GIVEN INSTRUCTION —
Copy out every line of the data exactly.

--- Start of PROVIDED DATA ---

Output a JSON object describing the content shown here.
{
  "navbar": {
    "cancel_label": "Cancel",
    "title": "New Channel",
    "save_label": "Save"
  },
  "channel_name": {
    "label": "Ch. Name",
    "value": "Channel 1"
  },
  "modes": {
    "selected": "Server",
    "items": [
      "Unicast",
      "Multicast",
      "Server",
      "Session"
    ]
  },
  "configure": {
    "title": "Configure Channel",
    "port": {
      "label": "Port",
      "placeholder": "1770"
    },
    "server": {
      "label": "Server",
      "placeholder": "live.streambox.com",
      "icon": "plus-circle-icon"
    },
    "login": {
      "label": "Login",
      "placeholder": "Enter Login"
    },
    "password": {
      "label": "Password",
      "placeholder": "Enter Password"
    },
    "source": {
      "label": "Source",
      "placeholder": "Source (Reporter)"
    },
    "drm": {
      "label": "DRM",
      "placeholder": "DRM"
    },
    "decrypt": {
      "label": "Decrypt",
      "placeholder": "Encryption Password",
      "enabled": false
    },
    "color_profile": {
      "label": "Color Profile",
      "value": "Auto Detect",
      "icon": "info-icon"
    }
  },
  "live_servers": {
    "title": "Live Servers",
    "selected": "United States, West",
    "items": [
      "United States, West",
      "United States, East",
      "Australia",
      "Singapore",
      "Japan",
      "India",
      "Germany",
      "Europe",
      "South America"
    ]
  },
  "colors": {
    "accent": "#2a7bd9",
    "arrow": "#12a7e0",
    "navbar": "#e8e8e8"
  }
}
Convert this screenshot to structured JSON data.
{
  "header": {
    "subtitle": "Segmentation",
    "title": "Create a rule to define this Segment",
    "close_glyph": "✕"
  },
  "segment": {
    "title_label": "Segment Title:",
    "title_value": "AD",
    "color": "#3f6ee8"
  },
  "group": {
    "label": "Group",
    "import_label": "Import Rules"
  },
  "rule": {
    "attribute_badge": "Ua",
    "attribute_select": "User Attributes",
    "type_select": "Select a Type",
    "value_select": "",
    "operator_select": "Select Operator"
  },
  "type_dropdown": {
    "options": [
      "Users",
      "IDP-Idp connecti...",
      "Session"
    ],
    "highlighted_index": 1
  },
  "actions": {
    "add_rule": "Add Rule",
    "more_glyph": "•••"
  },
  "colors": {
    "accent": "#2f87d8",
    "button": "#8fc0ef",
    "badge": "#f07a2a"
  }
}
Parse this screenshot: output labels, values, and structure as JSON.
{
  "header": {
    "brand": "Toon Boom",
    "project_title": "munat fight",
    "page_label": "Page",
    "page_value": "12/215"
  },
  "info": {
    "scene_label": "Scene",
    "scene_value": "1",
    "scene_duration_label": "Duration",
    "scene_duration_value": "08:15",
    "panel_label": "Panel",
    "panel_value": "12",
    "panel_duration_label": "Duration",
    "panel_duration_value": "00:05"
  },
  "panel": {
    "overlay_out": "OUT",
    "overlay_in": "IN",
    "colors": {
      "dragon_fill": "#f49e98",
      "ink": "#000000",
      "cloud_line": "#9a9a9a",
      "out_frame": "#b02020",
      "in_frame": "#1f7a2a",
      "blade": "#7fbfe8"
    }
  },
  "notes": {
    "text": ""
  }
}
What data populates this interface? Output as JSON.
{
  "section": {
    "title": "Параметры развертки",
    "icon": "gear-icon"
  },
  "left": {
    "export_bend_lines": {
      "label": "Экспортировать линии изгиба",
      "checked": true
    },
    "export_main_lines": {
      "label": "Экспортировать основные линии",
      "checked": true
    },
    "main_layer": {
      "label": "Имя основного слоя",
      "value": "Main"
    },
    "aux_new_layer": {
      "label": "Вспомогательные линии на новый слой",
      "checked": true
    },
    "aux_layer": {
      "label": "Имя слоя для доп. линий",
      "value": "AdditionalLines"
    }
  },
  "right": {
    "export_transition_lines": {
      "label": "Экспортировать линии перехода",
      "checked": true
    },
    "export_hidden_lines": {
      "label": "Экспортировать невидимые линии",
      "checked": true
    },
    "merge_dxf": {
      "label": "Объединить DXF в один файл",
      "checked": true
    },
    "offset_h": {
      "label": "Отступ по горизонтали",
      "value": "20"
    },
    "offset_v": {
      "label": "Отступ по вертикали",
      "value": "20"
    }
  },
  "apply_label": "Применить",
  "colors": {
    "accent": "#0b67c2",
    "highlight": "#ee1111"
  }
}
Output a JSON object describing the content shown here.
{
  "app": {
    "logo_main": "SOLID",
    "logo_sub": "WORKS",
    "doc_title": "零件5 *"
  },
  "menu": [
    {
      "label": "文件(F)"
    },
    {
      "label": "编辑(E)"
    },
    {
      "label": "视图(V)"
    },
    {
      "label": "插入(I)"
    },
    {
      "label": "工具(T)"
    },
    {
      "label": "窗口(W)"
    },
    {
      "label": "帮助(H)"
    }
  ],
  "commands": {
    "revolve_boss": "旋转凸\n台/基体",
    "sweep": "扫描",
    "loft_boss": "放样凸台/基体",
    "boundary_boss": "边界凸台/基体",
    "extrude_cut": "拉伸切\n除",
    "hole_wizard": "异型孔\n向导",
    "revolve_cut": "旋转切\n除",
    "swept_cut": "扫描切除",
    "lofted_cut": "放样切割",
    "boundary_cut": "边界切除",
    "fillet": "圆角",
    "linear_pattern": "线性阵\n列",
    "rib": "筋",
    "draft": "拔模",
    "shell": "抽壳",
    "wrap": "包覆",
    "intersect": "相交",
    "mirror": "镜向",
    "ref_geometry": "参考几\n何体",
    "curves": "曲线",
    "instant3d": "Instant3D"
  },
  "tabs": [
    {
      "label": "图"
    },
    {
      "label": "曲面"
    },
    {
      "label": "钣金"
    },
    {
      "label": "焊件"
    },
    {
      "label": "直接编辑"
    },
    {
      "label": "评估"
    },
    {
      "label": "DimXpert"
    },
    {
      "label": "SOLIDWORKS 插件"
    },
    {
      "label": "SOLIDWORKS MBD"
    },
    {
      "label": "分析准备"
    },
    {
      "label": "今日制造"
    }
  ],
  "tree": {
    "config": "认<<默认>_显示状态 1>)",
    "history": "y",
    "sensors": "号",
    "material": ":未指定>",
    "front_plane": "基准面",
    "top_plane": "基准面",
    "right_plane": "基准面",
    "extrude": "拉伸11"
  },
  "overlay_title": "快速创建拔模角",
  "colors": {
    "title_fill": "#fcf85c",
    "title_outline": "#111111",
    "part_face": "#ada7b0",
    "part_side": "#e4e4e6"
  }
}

--- End of PROVIDED DATA ---

ANSWER TO THE EXERCISE —
Output a JSON object describing the content shown here.
{
  "navbar": {
    "cancel_label": "Cancel",
    "title": "New Channel",
    "save_label": "Save"
  },
  "channel_name": {
    "label": "Ch. Name",
    "value": "Channel 1"
  },
  "modes": {
    "selected": "Server",
    "items": [
      "Unicast",
      "Multicast",
      "Server",
      "Session"
    ]
  },
  "configure": {
    "title": "Configure Channel",
    "port": {
      "label": "Port",
      "placeholder": "1770"
    },
    "server": {
      "label": "Server",
      "placeholder": "live.streambox.com",
      "icon": "plus-circle-icon"
    },
    "login": {
      "label": "Login",
      "placeholder": "Enter Login"
    },
    "password": {
      "label": "Password",
      "placeholder": "Enter Password"
    },
    "source": {
      "label": "Source",
      "placeholder": "Source (Reporter)"
    },
    "drm": {
      "label": "DRM",
      "placeholder": "DRM"
    },
    "decrypt": {
      "label": "Decrypt",
      "placeholder": "Encryption Password",
      "enabled": false
    },
    "color_profile": {
      "label": "Color Profile",
      "value": "Auto Detect",
      "icon": "info-icon"
    }
  },
  "live_servers": {
    "title": "Live Servers",
    "selected": "United States, West",
    "items": [
      "United States, West",
      "United States, East",
      "Australia",
      "Singapore",
      "Japan",
      "India",
      "Germany",
      "Europe",
      "South America"
    ]
  },
  "colors": {
    "accent": "#2a7bd9",
    "arrow": "#12a7e0",
    "navbar": "#e8e8e8"
  }
}
Convert this screenshot to structured JSON data.
{
  "header": {
    "subtitle": "Segmentation",
    "title": "Create a rule to define this Segment",
    "close_glyph": "✕"
  },
  "segment": {
    "title_label": "Segment Title:",
    "title_value": "AD",
    "color": "#3f6ee8"
  },
  "group": {
    "label": "Group",
    "import_label": "Import Rules"
  },
  "rule": {
    "attribute_badge": "Ua",
    "attribute_select": "User Attributes",
    "type_select": "Select a Type",
    "value_select": "",
    "operator_select": "Select Operator"
  },
  "type_dropdown": {
    "options": [
      "Users",
      "IDP-Idp connecti...",
      "Session"
    ],
    "highlighted_index": 1
  },
  "actions": {
    "add_rule": "Add Rule",
    "more_glyph": "•••"
  },
  "colors": {
    "accent": "#2f87d8",
    "button": "#8fc0ef",
    "badge": "#f07a2a"
  }
}
Parse this screenshot: output labels, values, and structure as JSON.
{
  "header": {
    "brand": "Toon Boom",
    "project_title": "munat fight",
    "page_label": "Page",
    "page_value": "12/215"
  },
  "info": {
    "scene_label": "Scene",
    "scene_value": "1",
    "scene_duration_label": "Duration",
    "scene_duration_value": "08:15",
    "panel_label": "Panel",
    "panel_value": "12",
    "panel_duration_label": "Duration",
    "panel_duration_value": "00:05"
  },
  "panel": {
    "overlay_out": "OUT",
    "overlay_in": "IN",
    "colors": {
      "dragon_fill": "#f49e98",
      "ink": "#000000",
      "cloud_line": "#9a9a9a",
      "out_frame": "#b02020",
      "in_frame": "#1f7a2a",
      "blade": "#7fbfe8"
    }
  },
  "notes": {
    "text": ""
  }
}
What data populates this interface? Output as JSON.
{
  "section": {
    "title": "Параметры развертки",
    "icon": "gear-icon"
  },
  "left": {
    "export_bend_lines": {
      "label": "Экспортировать линии изгиба",
      "checked": true
    },
    "export_main_lines": {
      "label": "Экспортировать основные линии",
      "checked": true
    },
    "main_layer": {
      "label": "Имя основного слоя",
      "value": "Main"
    },
    "aux_new_layer": {
      "label": "Вспомогательные линии на новый слой",
      "checked": true
    },
    "aux_layer": {
      "label": "Имя слоя для доп. линий",
      "value": "AdditionalLines"
    }
  },
  "right": {
    "export_transition_lines": {
      "label": "Экспортировать линии перехода",
      "checked": true
    },
    "export_hidden_lines": {
      "label": "Экспортировать невидимые линии",
      "checked": true
    },
    "merge_dxf": {
      "label": "Объединить DXF в один файл",
      "checked": true
    },
    "offset_h": {
      "label": "Отступ по горизонтали",
      "value": "20"
    },
    "offset_v": {
      "label": "Отступ по вертикали",
      "value": "20"
    }
  },
  "apply_label": "Применить",
  "colors": {
    "accent": "#0b67c2",
    "highlight": "#ee1111"
  }
}
Output a JSON object describing the content shown here.
{
  "app": {
    "logo_main": "SOLID",
    "logo_sub": "WORKS",
    "doc_title": "零件5 *"
  },
  "menu": [
    {
      "label": "文件(F)"
    },
    {
      "label": "编辑(E)"
    },
    {
      "label": "视图(V)"
    },
    {
      "label": "插入(I)"
    },
    {
      "label": "工具(T)"
    },
    {
      "label": "窗口(W)"
    },
    {
      "label": "帮助(H)"
    }
  ],
  "commands": {
    "revolve_boss": "旋转凸\n台/基体",
    "sweep": "扫描",
    "loft_boss": "放样凸台/基体",
    "boundary_boss": "边界凸台/基体",
    "extrude_cut": "拉伸切\n除",
    "hole_wizard": "异型孔\n向导",
    "revolve_cut": "旋转切\n除",
    "swept_cut": "扫描切除",
    "lofted_cut": "放样切割",
    "boundary_cut": "边界切除",
    "fillet": "圆角",
    "linear_pattern": "线性阵\n列",
    "rib": "筋",
    "draft": "拔模",
    "shell": "抽壳",
    "wrap": "包覆",
    "intersect": "相交",
    "mirror": "镜向",
    "ref_geometry": "参考几\n何体",
    "curves": "曲线",
    "instant3d": "Instant3D"
  },
  "tabs": [
    {
      "label": "图"
    },
    {
      "label": "曲面"
    },
    {
      "label": "钣金"
    },
    {
      "label": "焊件"
    },
    {
      "label": "直接编辑"
    },
    {
      "label": "评估"
    },
    {
      "label": "DimXpert"
    },
    {
      "label": "SOLIDWORKS 插件"
    },
    {
      "label": "SOLIDWORKS MBD"
    },
    {
      "label": "分析准备"
    },
    {
      "label": "今日制造"
    }
  ],
  "tree": {
    "config": "认<<默认>_显示状态 1>)",
    "history": "y",
    "sensors": "号",
    "material": ":未指定>",
    "front_plane": "基准面",
    "top_plane": "基准面",
    "right_plane": "基准面",
    "extrude": "拉伸11"
  },
  "overlay_title": "快速创建拔模角",
  "colors": {
    "title_fill": "#fcf85c",
    "title_outline": "#111111",
    "part_face": "#ada7b0",
    "part_side": "#e4e4e6"
  }
}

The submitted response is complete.